--- SUPPLIED ENTRIES ---

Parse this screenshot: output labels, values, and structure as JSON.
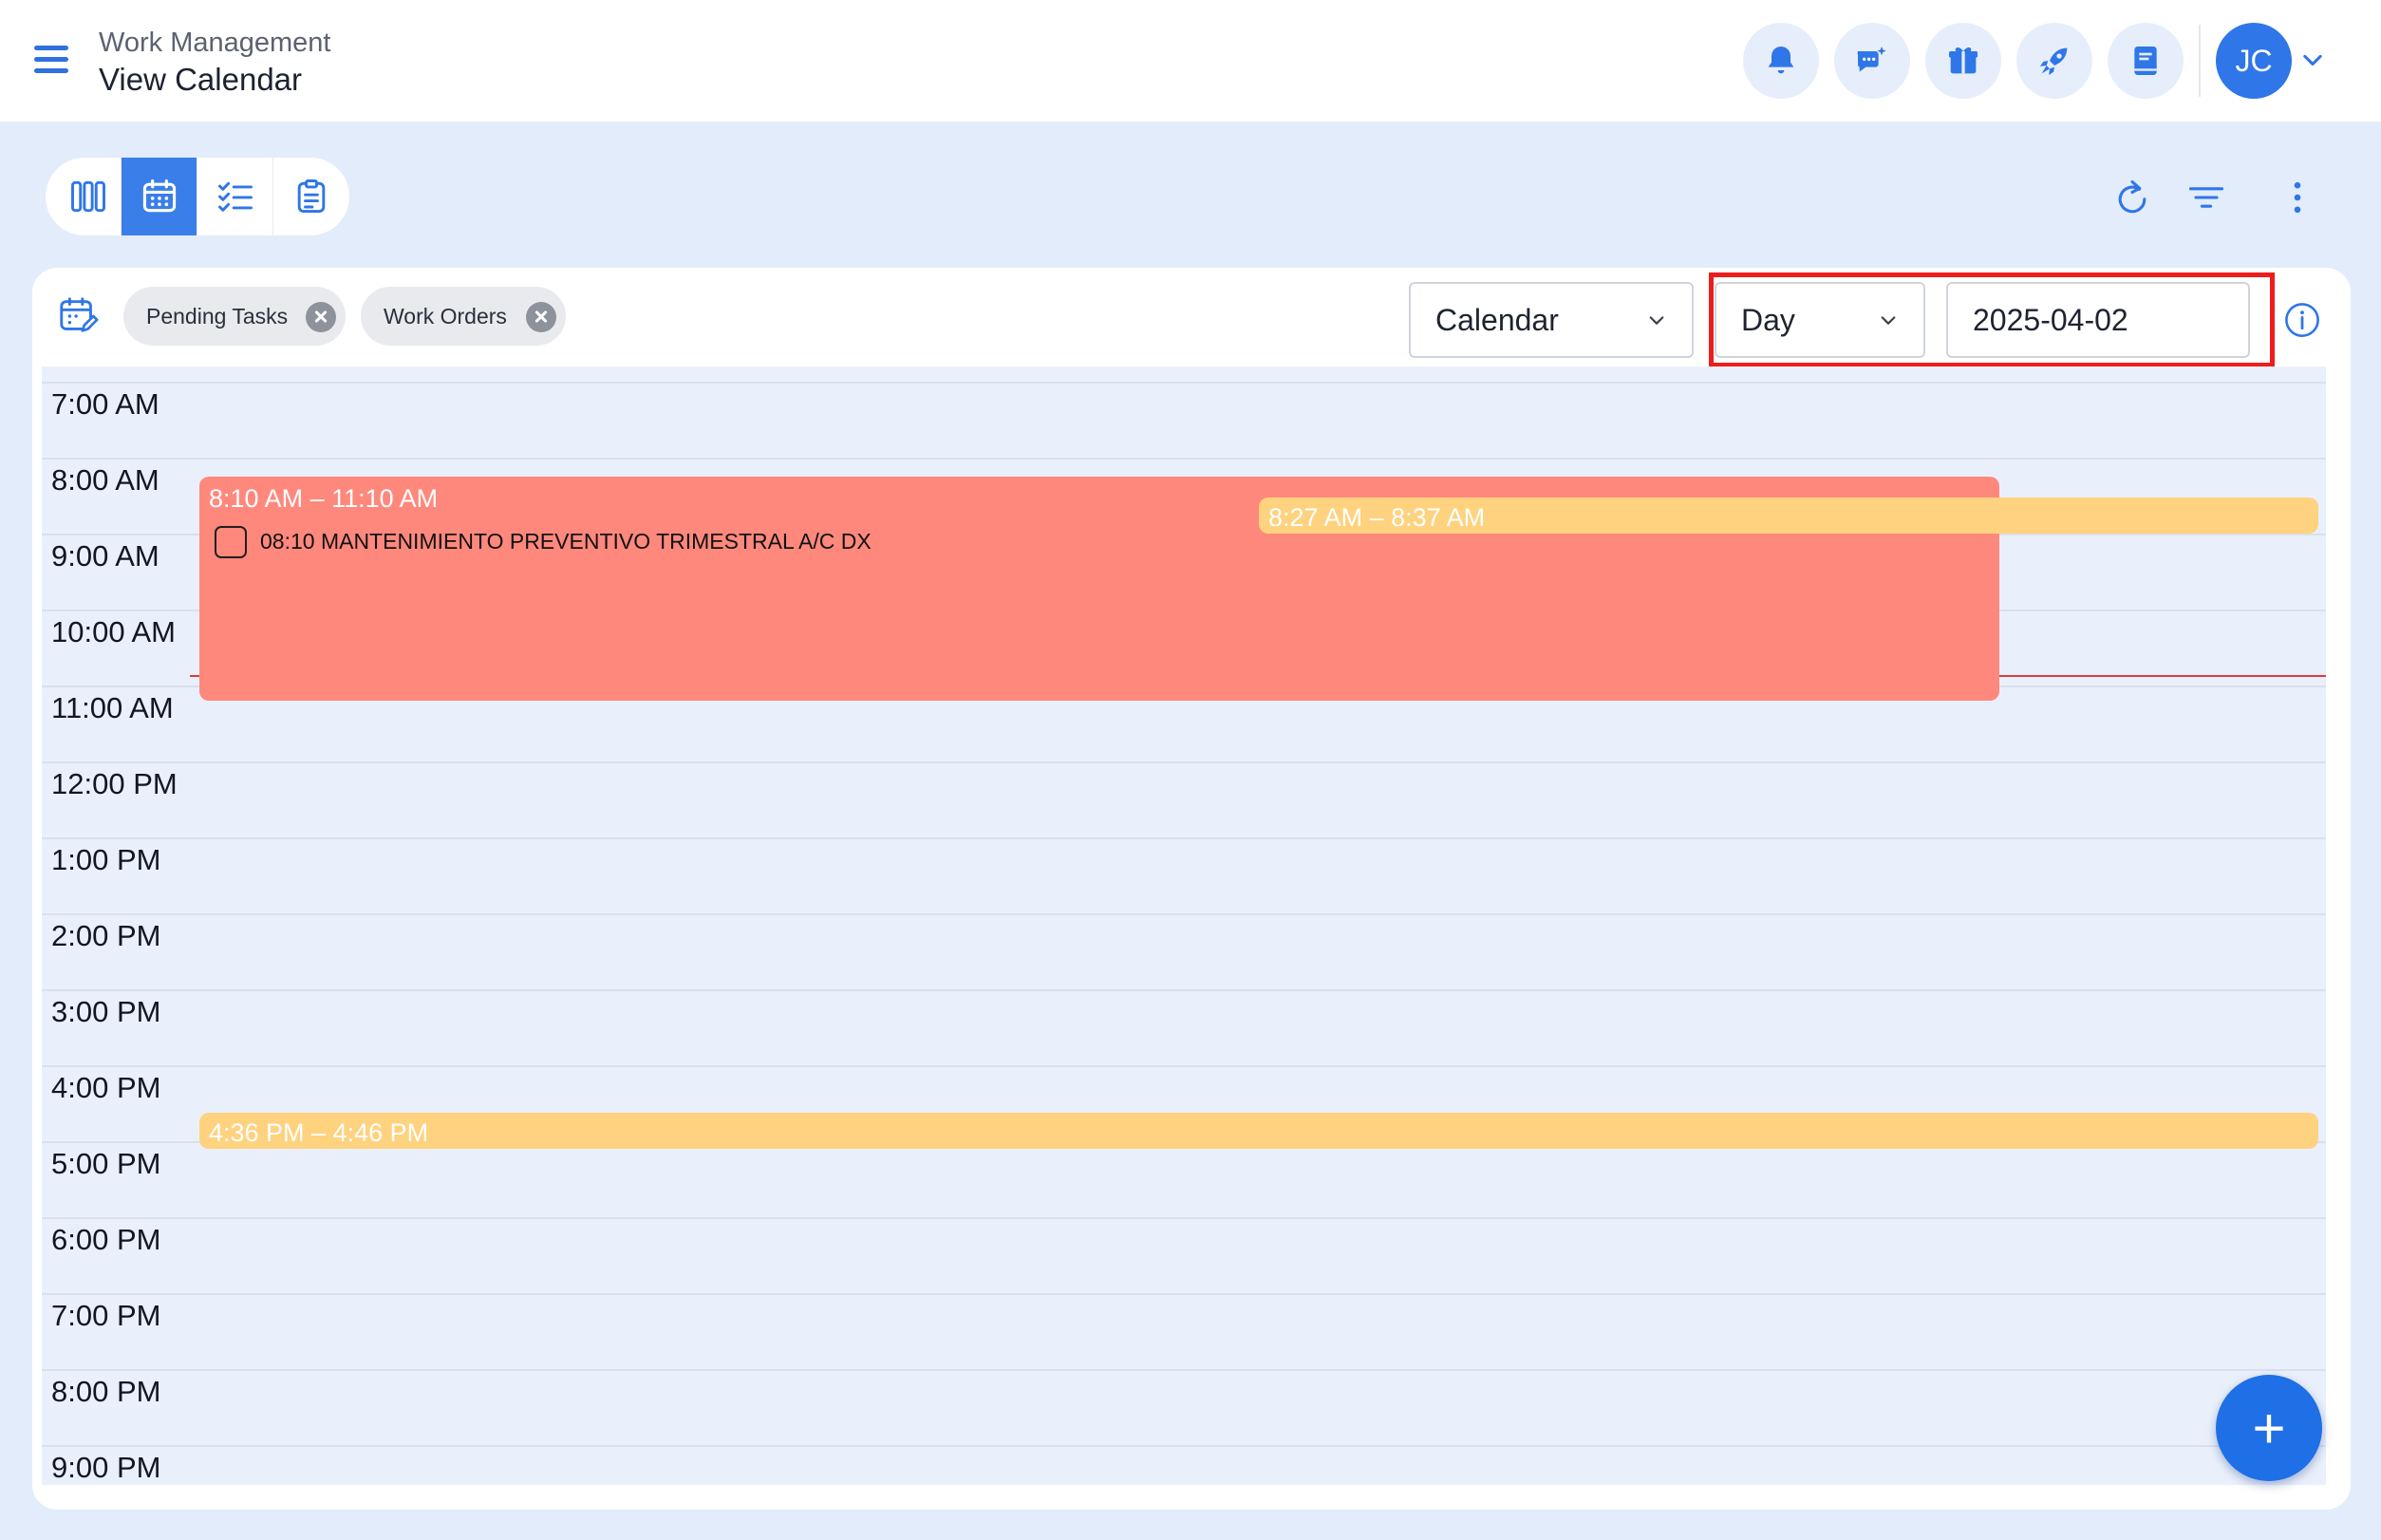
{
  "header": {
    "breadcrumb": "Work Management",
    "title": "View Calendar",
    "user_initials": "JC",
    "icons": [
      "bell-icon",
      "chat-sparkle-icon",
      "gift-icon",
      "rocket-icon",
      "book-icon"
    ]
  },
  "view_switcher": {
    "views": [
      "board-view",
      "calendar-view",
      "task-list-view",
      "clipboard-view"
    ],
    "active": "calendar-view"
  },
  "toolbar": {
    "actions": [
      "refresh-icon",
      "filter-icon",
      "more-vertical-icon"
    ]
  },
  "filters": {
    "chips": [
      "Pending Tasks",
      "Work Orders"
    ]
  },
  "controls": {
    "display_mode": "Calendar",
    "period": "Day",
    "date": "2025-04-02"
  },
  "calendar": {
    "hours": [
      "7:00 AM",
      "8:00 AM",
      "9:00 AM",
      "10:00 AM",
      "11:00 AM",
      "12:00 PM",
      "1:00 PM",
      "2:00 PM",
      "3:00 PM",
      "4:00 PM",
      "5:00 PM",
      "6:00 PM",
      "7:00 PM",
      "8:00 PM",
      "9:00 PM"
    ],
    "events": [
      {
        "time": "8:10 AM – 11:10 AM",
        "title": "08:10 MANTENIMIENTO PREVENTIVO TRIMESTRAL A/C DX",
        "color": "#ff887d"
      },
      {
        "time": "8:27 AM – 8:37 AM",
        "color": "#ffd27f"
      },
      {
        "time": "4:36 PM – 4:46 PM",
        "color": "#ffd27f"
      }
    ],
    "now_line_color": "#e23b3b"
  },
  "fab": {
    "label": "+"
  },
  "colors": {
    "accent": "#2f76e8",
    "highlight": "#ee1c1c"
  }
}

---
--- SUPPLIED ENTRIES ---

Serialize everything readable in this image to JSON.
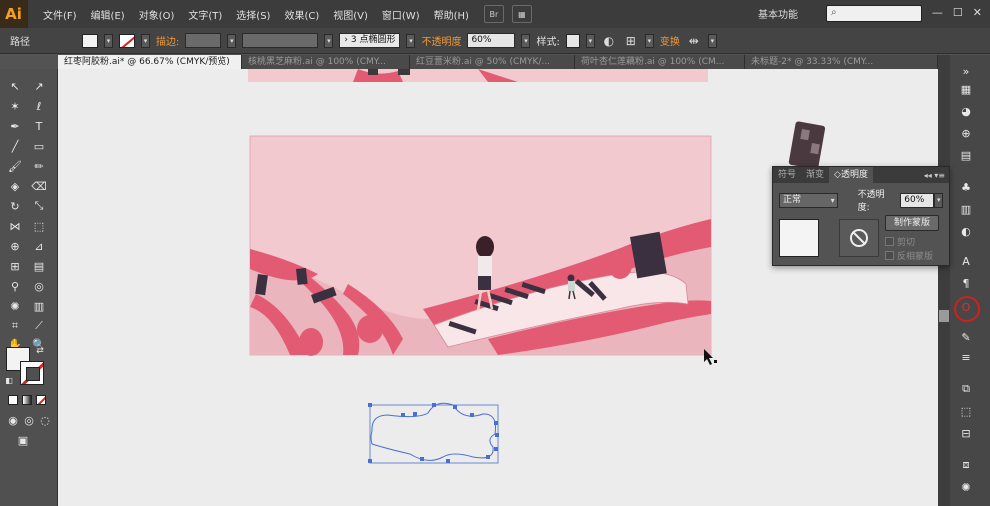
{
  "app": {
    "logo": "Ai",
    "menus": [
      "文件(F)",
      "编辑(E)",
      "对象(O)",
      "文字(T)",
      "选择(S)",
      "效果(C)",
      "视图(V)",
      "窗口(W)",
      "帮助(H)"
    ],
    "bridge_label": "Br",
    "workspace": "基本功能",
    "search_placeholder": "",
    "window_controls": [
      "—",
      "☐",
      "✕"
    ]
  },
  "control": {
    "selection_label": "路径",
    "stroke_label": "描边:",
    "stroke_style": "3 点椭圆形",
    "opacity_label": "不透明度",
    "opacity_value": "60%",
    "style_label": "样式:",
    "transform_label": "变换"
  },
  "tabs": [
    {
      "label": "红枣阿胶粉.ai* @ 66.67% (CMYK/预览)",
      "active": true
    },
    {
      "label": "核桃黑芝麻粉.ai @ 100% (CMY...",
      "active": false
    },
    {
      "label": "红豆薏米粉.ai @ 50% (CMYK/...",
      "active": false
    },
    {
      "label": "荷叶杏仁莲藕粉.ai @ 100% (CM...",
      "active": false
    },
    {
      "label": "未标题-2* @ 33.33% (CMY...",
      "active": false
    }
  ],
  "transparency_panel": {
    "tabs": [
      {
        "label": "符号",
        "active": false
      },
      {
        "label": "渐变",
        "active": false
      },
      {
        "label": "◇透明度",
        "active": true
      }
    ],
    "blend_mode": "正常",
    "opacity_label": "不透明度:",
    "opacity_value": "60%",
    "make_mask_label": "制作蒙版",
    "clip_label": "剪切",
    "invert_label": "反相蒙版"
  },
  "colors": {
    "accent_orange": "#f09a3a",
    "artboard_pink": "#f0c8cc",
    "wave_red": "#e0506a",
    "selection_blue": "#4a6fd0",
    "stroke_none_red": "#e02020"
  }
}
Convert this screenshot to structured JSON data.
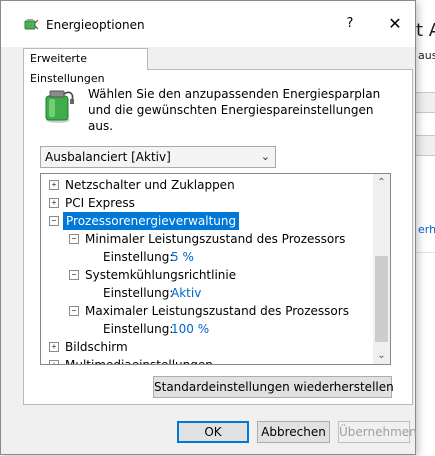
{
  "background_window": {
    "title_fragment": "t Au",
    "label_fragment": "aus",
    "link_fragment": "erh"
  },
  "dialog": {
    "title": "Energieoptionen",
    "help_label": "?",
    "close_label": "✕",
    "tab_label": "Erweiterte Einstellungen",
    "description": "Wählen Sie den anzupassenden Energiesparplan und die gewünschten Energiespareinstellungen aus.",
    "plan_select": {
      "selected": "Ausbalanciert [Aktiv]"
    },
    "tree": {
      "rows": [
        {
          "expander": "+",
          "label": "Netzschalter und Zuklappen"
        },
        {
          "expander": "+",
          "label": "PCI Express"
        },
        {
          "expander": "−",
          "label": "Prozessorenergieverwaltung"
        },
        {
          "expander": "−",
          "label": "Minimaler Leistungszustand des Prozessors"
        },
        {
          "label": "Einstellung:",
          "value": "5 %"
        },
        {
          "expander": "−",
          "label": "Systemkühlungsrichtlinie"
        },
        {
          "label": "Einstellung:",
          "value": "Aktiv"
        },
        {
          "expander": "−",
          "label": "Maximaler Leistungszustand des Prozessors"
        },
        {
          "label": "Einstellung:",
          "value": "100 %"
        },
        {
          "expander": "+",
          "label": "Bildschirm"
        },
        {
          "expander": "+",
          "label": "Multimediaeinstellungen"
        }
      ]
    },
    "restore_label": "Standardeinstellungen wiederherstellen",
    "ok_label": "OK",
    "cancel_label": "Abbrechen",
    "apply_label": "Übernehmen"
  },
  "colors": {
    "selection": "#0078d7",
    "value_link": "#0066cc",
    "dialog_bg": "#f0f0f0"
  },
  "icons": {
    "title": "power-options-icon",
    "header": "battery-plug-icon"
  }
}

---
--- SUPPLIED ENTRIES ---

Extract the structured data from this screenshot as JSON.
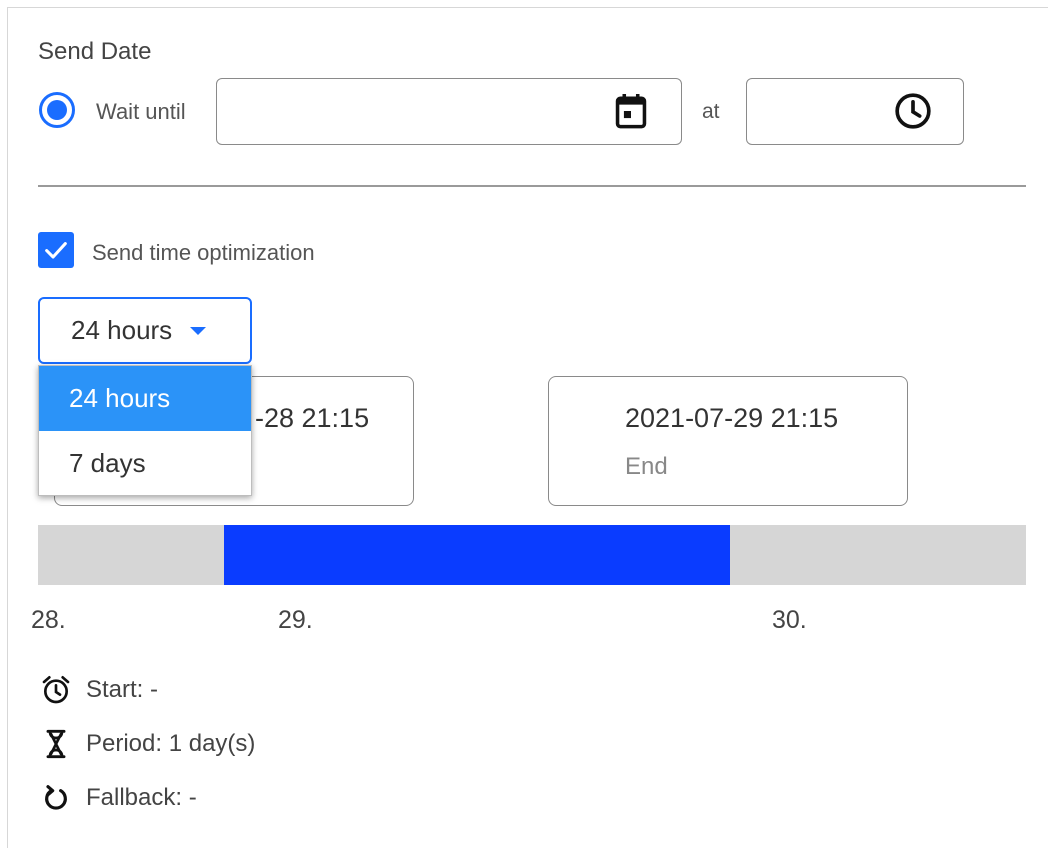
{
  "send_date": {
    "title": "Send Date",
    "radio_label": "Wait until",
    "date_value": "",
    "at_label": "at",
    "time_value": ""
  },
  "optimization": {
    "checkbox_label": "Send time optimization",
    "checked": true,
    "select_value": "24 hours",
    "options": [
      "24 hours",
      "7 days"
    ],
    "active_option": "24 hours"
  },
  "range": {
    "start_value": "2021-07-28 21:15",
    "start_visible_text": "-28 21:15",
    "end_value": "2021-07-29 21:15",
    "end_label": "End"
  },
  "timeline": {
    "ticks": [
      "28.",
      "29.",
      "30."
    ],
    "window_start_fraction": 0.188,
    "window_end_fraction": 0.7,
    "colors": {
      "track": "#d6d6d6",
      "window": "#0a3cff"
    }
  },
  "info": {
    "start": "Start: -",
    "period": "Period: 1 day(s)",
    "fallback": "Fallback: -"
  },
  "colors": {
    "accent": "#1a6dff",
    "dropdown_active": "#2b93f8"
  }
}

---

**CHALLENGE**
Among the lines of the material above, how many include the string "Aktiv"? Report only that number.

**FULL ANSWER**
2